(Stored data)
--- BEGIN ---
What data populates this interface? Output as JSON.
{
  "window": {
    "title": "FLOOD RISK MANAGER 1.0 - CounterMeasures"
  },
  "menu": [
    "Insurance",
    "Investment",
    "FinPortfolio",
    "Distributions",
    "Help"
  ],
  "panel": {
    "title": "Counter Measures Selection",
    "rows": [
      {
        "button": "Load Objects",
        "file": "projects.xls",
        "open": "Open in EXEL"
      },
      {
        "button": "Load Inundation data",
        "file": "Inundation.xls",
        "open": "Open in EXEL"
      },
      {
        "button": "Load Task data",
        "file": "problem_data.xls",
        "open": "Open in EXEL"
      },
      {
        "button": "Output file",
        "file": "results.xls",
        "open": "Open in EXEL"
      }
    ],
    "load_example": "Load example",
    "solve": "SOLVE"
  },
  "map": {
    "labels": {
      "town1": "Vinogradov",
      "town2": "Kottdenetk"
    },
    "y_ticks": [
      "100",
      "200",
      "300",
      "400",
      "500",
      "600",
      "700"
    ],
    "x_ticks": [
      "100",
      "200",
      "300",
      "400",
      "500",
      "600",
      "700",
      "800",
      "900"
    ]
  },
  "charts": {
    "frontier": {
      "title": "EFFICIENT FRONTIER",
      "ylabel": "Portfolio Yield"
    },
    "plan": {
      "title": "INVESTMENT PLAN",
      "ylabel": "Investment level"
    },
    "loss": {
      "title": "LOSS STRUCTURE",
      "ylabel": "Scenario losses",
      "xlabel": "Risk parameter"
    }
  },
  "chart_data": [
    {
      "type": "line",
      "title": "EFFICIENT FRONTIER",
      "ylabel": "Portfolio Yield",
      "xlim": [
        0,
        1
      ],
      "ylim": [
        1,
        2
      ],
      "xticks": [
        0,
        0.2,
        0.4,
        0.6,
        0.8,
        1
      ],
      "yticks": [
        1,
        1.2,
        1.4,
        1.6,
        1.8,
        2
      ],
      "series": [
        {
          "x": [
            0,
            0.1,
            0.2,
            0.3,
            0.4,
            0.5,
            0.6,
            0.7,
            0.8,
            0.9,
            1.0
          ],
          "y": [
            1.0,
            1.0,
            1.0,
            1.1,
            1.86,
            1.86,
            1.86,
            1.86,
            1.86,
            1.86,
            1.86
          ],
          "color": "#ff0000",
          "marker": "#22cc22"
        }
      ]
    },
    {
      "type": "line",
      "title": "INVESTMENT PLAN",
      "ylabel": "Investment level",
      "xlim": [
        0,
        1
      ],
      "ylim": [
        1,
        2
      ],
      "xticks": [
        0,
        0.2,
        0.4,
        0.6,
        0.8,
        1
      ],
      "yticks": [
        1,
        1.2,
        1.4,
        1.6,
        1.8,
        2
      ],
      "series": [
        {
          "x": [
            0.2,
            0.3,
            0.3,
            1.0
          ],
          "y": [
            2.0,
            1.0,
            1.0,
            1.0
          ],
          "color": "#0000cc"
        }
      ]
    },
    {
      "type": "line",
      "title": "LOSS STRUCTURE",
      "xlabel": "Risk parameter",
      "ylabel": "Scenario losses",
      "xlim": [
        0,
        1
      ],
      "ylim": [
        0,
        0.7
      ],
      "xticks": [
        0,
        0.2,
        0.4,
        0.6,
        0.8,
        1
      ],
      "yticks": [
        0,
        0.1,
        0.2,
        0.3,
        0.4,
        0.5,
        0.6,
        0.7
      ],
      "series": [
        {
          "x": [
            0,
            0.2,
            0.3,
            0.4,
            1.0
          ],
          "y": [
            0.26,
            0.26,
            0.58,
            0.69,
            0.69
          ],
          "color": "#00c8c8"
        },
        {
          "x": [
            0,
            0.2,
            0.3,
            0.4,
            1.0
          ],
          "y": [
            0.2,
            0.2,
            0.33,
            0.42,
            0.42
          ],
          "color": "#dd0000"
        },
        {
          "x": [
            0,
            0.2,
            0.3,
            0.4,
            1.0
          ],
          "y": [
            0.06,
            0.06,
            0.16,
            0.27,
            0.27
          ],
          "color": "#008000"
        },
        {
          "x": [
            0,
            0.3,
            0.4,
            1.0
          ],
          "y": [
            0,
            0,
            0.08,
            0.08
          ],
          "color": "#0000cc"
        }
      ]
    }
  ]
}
--- END ---
GIVEN TASK —
Reproduce the whole listing word for word.

FULL OUTPUT —
What data populates this interface? Output as JSON.
{
  "window": {
    "title": "FLOOD RISK MANAGER 1.0 - CounterMeasures"
  },
  "menu": [
    "Insurance",
    "Investment",
    "FinPortfolio",
    "Distributions",
    "Help"
  ],
  "panel": {
    "title": "Counter Measures Selection",
    "rows": [
      {
        "button": "Load Objects",
        "file": "projects.xls",
        "open": "Open in EXEL"
      },
      {
        "button": "Load Inundation data",
        "file": "Inundation.xls",
        "open": "Open in EXEL"
      },
      {
        "button": "Load Task data",
        "file": "problem_data.xls",
        "open": "Open in EXEL"
      },
      {
        "button": "Output file",
        "file": "results.xls",
        "open": "Open in EXEL"
      }
    ],
    "load_example": "Load example",
    "solve": "SOLVE"
  },
  "map": {
    "labels": {
      "town1": "Vinogradov",
      "town2": "Kottdenetk"
    },
    "y_ticks": [
      "100",
      "200",
      "300",
      "400",
      "500",
      "600",
      "700"
    ],
    "x_ticks": [
      "100",
      "200",
      "300",
      "400",
      "500",
      "600",
      "700",
      "800",
      "900"
    ]
  },
  "charts": {
    "frontier": {
      "title": "EFFICIENT FRONTIER",
      "ylabel": "Portfolio Yield"
    },
    "plan": {
      "title": "INVESTMENT PLAN",
      "ylabel": "Investment level"
    },
    "loss": {
      "title": "LOSS STRUCTURE",
      "ylabel": "Scenario losses",
      "xlabel": "Risk parameter"
    }
  },
  "chart_data": [
    {
      "type": "line",
      "title": "EFFICIENT FRONTIER",
      "ylabel": "Portfolio Yield",
      "xlim": [
        0,
        1
      ],
      "ylim": [
        1,
        2
      ],
      "xticks": [
        0,
        0.2,
        0.4,
        0.6,
        0.8,
        1
      ],
      "yticks": [
        1,
        1.2,
        1.4,
        1.6,
        1.8,
        2
      ],
      "series": [
        {
          "x": [
            0,
            0.1,
            0.2,
            0.3,
            0.4,
            0.5,
            0.6,
            0.7,
            0.8,
            0.9,
            1.0
          ],
          "y": [
            1.0,
            1.0,
            1.0,
            1.1,
            1.86,
            1.86,
            1.86,
            1.86,
            1.86,
            1.86,
            1.86
          ],
          "color": "#ff0000",
          "marker": "#22cc22"
        }
      ]
    },
    {
      "type": "line",
      "title": "INVESTMENT PLAN",
      "ylabel": "Investment level",
      "xlim": [
        0,
        1
      ],
      "ylim": [
        1,
        2
      ],
      "xticks": [
        0,
        0.2,
        0.4,
        0.6,
        0.8,
        1
      ],
      "yticks": [
        1,
        1.2,
        1.4,
        1.6,
        1.8,
        2
      ],
      "series": [
        {
          "x": [
            0.2,
            0.3,
            0.3,
            1.0
          ],
          "y": [
            2.0,
            1.0,
            1.0,
            1.0
          ],
          "color": "#0000cc"
        }
      ]
    },
    {
      "type": "line",
      "title": "LOSS STRUCTURE",
      "xlabel": "Risk parameter",
      "ylabel": "Scenario losses",
      "xlim": [
        0,
        1
      ],
      "ylim": [
        0,
        0.7
      ],
      "xticks": [
        0,
        0.2,
        0.4,
        0.6,
        0.8,
        1
      ],
      "yticks": [
        0,
        0.1,
        0.2,
        0.3,
        0.4,
        0.5,
        0.6,
        0.7
      ],
      "series": [
        {
          "x": [
            0,
            0.2,
            0.3,
            0.4,
            1.0
          ],
          "y": [
            0.26,
            0.26,
            0.58,
            0.69,
            0.69
          ],
          "color": "#00c8c8"
        },
        {
          "x": [
            0,
            0.2,
            0.3,
            0.4,
            1.0
          ],
          "y": [
            0.2,
            0.2,
            0.33,
            0.42,
            0.42
          ],
          "color": "#dd0000"
        },
        {
          "x": [
            0,
            0.2,
            0.3,
            0.4,
            1.0
          ],
          "y": [
            0.06,
            0.06,
            0.16,
            0.27,
            0.27
          ],
          "color": "#008000"
        },
        {
          "x": [
            0,
            0.3,
            0.4,
            1.0
          ],
          "y": [
            0,
            0,
            0.08,
            0.08
          ],
          "color": "#0000cc"
        }
      ]
    }
  ]
}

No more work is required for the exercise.